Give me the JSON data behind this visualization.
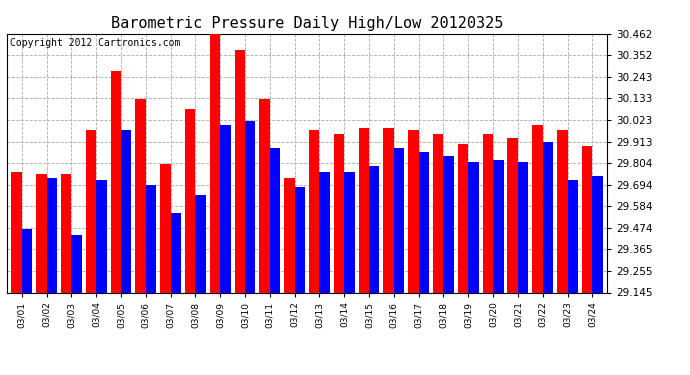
{
  "title": "Barometric Pressure Daily High/Low 20120325",
  "copyright": "Copyright 2012 Cartronics.com",
  "dates": [
    "03/01",
    "03/02",
    "03/03",
    "03/04",
    "03/05",
    "03/06",
    "03/07",
    "03/08",
    "03/09",
    "03/10",
    "03/11",
    "03/12",
    "03/13",
    "03/14",
    "03/15",
    "03/16",
    "03/17",
    "03/18",
    "03/19",
    "03/20",
    "03/21",
    "03/22",
    "03/23",
    "03/24"
  ],
  "highs": [
    29.76,
    29.75,
    29.75,
    29.97,
    30.27,
    30.13,
    29.8,
    30.08,
    30.46,
    30.38,
    30.13,
    29.73,
    29.97,
    29.95,
    29.98,
    29.98,
    29.97,
    29.95,
    29.9,
    29.95,
    29.93,
    30.0,
    29.97,
    29.89
  ],
  "lows": [
    29.47,
    29.73,
    29.44,
    29.72,
    29.97,
    29.69,
    29.55,
    29.64,
    30.0,
    30.02,
    29.88,
    29.68,
    29.76,
    29.76,
    29.79,
    29.88,
    29.86,
    29.84,
    29.81,
    29.82,
    29.81,
    29.91,
    29.72,
    29.74
  ],
  "high_color": "#ff0000",
  "low_color": "#0000ff",
  "bg_color": "#ffffff",
  "grid_color": "#aaaaaa",
  "yticks": [
    29.145,
    29.255,
    29.365,
    29.474,
    29.584,
    29.694,
    29.804,
    29.913,
    30.023,
    30.133,
    30.243,
    30.352,
    30.462
  ],
  "ylim": [
    29.145,
    30.462
  ],
  "bar_width": 0.42,
  "title_fontsize": 11,
  "copyright_fontsize": 7,
  "tick_fontsize": 7.5,
  "xtick_fontsize": 6.5
}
# # # # #
Job →
Transcribe the full listing above exactly, with the images removed.

Response for this exercise →
Give me the JSON data behind this visualization.
{
  "title": "Barometric Pressure Daily High/Low 20120325",
  "copyright": "Copyright 2012 Cartronics.com",
  "dates": [
    "03/01",
    "03/02",
    "03/03",
    "03/04",
    "03/05",
    "03/06",
    "03/07",
    "03/08",
    "03/09",
    "03/10",
    "03/11",
    "03/12",
    "03/13",
    "03/14",
    "03/15",
    "03/16",
    "03/17",
    "03/18",
    "03/19",
    "03/20",
    "03/21",
    "03/22",
    "03/23",
    "03/24"
  ],
  "highs": [
    29.76,
    29.75,
    29.75,
    29.97,
    30.27,
    30.13,
    29.8,
    30.08,
    30.46,
    30.38,
    30.13,
    29.73,
    29.97,
    29.95,
    29.98,
    29.98,
    29.97,
    29.95,
    29.9,
    29.95,
    29.93,
    30.0,
    29.97,
    29.89
  ],
  "lows": [
    29.47,
    29.73,
    29.44,
    29.72,
    29.97,
    29.69,
    29.55,
    29.64,
    30.0,
    30.02,
    29.88,
    29.68,
    29.76,
    29.76,
    29.79,
    29.88,
    29.86,
    29.84,
    29.81,
    29.82,
    29.81,
    29.91,
    29.72,
    29.74
  ],
  "high_color": "#ff0000",
  "low_color": "#0000ff",
  "bg_color": "#ffffff",
  "grid_color": "#aaaaaa",
  "yticks": [
    29.145,
    29.255,
    29.365,
    29.474,
    29.584,
    29.694,
    29.804,
    29.913,
    30.023,
    30.133,
    30.243,
    30.352,
    30.462
  ],
  "ylim": [
    29.145,
    30.462
  ],
  "bar_width": 0.42,
  "title_fontsize": 11,
  "copyright_fontsize": 7,
  "tick_fontsize": 7.5,
  "xtick_fontsize": 6.5
}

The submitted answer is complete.